- [REQUIRED WORK]: Provide the number of lines containing the word "icon", and nothing else.

[Extracted records]
* * * * * * * * *
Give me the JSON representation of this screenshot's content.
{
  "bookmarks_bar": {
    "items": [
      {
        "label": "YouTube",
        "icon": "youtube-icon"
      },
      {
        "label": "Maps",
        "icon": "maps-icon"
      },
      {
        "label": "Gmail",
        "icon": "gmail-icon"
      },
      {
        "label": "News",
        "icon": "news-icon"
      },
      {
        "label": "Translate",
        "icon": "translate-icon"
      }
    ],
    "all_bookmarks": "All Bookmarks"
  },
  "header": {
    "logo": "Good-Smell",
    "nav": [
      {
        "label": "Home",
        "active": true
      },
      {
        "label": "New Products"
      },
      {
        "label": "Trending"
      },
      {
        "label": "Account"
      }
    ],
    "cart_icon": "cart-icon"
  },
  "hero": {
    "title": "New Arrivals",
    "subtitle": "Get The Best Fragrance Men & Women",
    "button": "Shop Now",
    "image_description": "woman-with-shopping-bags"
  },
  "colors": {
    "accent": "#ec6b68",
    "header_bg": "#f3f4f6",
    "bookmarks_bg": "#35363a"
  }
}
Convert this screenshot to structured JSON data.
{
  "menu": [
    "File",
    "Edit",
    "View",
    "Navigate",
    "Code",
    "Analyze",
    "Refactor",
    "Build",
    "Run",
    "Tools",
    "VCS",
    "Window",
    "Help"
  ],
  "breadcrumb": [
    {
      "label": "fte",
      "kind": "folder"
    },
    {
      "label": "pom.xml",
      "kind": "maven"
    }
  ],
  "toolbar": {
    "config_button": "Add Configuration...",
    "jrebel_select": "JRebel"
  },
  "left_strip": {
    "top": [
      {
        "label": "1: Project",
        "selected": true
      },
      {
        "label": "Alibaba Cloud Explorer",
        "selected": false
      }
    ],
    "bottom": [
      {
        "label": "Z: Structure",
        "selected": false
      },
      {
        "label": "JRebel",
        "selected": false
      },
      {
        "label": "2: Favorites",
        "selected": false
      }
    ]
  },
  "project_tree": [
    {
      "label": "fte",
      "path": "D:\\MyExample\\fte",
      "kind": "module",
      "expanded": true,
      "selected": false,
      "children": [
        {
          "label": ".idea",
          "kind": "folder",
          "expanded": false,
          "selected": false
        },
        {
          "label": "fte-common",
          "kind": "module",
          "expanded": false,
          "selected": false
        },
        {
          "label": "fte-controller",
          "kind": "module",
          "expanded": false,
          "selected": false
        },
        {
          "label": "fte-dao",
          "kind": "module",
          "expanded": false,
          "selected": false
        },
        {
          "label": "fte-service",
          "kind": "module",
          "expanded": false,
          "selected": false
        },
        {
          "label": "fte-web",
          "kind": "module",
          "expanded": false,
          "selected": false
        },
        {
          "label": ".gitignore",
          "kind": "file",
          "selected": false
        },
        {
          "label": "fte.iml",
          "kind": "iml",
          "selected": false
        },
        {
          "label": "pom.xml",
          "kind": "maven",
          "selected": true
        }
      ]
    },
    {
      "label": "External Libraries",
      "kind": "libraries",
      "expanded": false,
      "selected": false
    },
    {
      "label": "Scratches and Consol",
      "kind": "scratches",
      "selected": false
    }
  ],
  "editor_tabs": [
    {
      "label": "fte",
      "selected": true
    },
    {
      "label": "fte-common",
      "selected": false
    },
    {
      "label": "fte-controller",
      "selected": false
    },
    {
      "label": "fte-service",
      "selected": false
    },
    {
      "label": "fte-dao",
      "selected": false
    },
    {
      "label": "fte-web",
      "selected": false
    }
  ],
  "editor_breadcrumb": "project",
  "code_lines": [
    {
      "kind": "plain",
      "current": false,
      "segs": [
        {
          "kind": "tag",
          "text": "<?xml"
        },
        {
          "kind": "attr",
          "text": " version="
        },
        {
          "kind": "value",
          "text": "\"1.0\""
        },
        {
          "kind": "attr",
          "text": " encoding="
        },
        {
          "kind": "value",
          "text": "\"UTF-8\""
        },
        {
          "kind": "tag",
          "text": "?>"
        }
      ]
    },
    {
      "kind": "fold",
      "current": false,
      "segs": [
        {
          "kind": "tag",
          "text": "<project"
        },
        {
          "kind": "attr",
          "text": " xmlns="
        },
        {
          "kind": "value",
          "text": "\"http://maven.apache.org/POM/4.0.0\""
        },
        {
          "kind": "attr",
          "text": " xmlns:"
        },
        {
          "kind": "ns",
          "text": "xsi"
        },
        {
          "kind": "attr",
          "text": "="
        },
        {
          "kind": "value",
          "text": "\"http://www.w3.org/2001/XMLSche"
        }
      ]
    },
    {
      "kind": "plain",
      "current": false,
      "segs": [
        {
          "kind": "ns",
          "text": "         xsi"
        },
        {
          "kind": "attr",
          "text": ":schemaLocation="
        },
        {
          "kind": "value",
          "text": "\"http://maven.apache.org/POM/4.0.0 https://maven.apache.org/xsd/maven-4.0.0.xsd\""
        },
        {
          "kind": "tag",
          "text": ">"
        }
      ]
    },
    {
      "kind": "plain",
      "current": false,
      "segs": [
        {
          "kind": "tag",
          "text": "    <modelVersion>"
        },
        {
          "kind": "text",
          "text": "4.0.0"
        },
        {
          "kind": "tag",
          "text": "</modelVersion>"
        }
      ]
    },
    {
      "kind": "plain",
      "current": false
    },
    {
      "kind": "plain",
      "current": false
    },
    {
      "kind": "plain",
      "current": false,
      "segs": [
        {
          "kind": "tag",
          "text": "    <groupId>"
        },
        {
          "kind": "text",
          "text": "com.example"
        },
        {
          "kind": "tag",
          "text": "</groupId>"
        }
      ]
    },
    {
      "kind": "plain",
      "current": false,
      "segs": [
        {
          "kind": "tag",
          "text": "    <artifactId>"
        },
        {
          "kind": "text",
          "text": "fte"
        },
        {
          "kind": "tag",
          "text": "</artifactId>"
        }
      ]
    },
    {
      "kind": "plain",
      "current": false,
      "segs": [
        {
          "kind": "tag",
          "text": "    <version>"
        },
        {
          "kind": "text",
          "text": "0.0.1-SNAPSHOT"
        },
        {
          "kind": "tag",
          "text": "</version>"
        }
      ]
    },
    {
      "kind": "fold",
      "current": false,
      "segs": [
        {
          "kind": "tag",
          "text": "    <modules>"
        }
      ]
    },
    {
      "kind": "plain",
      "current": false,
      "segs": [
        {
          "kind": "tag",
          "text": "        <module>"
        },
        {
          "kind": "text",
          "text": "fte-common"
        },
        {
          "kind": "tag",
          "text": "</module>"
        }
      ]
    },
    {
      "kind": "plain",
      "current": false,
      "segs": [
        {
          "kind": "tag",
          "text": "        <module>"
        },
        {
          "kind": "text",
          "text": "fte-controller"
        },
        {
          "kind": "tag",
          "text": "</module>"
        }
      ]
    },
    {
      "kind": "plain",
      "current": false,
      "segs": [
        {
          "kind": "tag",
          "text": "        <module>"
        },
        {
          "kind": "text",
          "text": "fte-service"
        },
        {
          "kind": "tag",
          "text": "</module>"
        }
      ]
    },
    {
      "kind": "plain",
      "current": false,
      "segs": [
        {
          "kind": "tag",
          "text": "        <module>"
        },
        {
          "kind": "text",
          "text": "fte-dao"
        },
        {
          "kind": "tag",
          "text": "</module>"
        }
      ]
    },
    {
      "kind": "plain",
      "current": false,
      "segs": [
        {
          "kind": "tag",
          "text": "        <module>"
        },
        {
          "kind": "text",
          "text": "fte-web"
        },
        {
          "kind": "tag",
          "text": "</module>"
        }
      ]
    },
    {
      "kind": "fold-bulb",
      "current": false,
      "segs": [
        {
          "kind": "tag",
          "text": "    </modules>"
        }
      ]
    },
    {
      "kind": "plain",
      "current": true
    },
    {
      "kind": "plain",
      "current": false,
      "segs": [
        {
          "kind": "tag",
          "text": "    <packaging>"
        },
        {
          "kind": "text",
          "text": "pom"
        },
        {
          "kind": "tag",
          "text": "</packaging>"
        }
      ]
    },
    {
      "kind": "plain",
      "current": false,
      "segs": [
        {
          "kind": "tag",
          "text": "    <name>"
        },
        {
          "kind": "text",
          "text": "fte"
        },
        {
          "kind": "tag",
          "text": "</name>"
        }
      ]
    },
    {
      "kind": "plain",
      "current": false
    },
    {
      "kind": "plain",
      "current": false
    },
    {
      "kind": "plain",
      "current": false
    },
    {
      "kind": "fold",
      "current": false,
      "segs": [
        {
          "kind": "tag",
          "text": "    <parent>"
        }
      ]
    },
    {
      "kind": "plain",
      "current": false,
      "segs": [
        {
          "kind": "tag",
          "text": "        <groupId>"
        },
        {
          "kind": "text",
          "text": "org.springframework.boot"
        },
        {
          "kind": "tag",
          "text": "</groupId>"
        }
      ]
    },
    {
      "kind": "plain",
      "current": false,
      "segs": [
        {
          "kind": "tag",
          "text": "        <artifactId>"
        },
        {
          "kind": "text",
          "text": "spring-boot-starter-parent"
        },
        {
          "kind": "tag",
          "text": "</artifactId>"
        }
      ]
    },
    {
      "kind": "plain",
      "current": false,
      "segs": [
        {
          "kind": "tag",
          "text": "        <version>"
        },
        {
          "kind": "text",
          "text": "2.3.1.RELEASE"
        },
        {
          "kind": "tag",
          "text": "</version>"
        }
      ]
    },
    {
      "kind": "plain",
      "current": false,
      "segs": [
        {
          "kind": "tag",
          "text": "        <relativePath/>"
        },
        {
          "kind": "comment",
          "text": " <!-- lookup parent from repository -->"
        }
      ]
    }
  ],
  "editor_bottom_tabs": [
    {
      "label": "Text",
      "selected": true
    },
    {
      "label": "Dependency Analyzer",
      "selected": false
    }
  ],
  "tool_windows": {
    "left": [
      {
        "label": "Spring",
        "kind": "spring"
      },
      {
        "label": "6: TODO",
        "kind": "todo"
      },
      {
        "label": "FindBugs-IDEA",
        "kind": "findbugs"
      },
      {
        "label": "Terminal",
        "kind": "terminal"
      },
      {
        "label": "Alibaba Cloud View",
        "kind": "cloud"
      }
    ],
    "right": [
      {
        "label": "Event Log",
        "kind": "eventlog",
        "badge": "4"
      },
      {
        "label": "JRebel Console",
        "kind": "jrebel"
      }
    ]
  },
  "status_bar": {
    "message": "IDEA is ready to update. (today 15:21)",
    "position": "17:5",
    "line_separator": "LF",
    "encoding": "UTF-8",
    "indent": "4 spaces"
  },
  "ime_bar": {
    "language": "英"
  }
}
* * * * * * * * *
- [RESPONSE TO THE EXERCISE]: 6